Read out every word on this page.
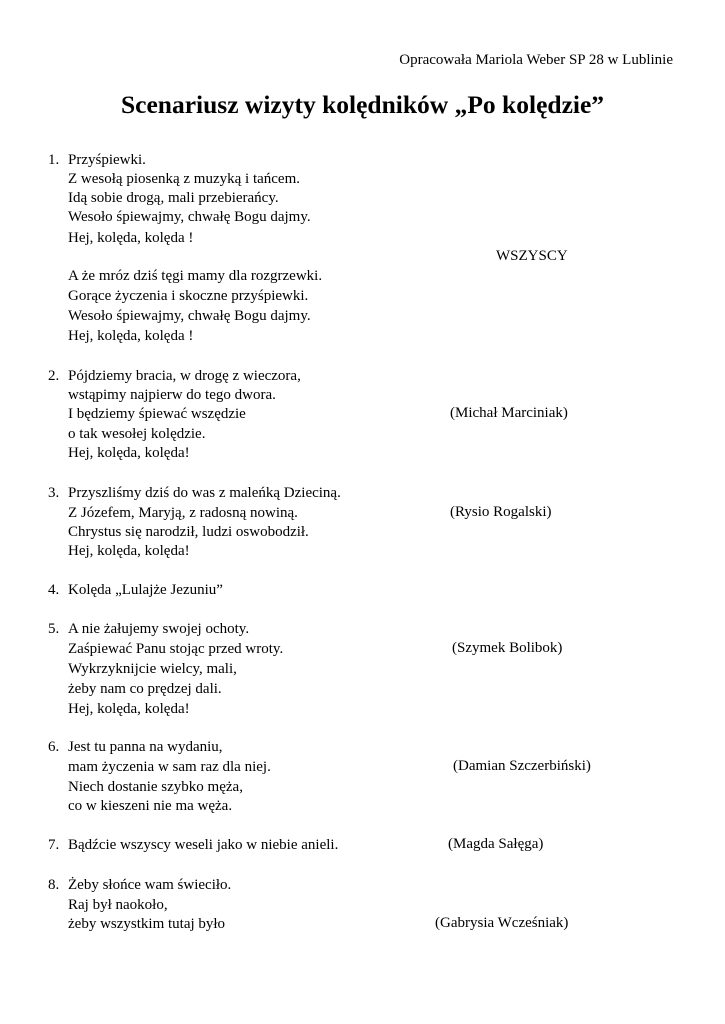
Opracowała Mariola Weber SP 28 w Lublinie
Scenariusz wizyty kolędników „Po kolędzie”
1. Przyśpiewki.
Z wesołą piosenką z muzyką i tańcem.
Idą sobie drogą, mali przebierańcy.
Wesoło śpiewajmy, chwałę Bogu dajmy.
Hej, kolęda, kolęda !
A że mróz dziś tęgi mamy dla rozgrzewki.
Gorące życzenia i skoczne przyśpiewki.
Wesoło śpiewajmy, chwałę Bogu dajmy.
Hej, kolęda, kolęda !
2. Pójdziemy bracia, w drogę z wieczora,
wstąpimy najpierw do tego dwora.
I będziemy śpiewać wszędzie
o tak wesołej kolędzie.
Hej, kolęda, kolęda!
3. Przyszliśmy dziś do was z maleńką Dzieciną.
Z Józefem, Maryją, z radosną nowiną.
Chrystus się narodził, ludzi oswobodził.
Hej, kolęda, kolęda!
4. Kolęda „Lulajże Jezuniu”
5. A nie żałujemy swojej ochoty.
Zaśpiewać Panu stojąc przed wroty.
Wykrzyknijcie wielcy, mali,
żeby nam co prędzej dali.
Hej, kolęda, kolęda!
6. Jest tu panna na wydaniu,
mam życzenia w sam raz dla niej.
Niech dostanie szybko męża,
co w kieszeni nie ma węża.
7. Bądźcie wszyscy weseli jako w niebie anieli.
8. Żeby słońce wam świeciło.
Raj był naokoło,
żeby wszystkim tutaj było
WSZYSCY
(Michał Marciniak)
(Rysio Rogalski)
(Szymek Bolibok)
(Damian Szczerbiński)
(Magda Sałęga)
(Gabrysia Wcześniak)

EXERCISE AIM:
Leave out the pictures and output every record above precisely as given.

RESULT OF THE TASK:
Read out every word on this page.
Opracowała Mariola Weber SP 28 w Lublinie
Scenariusz wizyty kolędników „Po kolędzie”
1. Przyśpiewki.
Z wesołą piosenką z muzyką i tańcem.
Idą sobie drogą, mali przebierańcy.
Wesoło śpiewajmy, chwałę Bogu dajmy.
Hej, kolęda, kolęda !
A że mróz dziś tęgi mamy dla rozgrzewki.
Gorące życzenia i skoczne przyśpiewki.
Wesoło śpiewajmy, chwałę Bogu dajmy.
Hej, kolęda, kolęda !
2. Pójdziemy bracia, w drogę z wieczora,
wstąpimy najpierw do tego dwora.
I będziemy śpiewać wszędzie
o tak wesołej kolędzie.
Hej, kolęda, kolęda!
3. Przyszliśmy dziś do was z maleńką Dzieciną.
Z Józefem, Maryją, z radosną nowiną.
Chrystus się narodził, ludzi oswobodził.
Hej, kolęda, kolęda!
4. Kolęda „Lulajże Jezuniu”
5. A nie żałujemy swojej ochoty.
Zaśpiewać Panu stojąc przed wroty.
Wykrzyknijcie wielcy, mali,
żeby nam co prędzej dali.
Hej, kolęda, kolęda!
6. Jest tu panna na wydaniu,
mam życzenia w sam raz dla niej.
Niech dostanie szybko męża,
co w kieszeni nie ma węża.
7. Bądźcie wszyscy weseli jako w niebie anieli.
8. Żeby słońce wam świeciło.
Raj był naokoło,
żeby wszystkim tutaj było
WSZYSCY
(Michał Marciniak)
(Rysio Rogalski)
(Szymek Bolibok)
(Damian Szczerbiński)
(Magda Sałęga)
(Gabrysia Wcześniak)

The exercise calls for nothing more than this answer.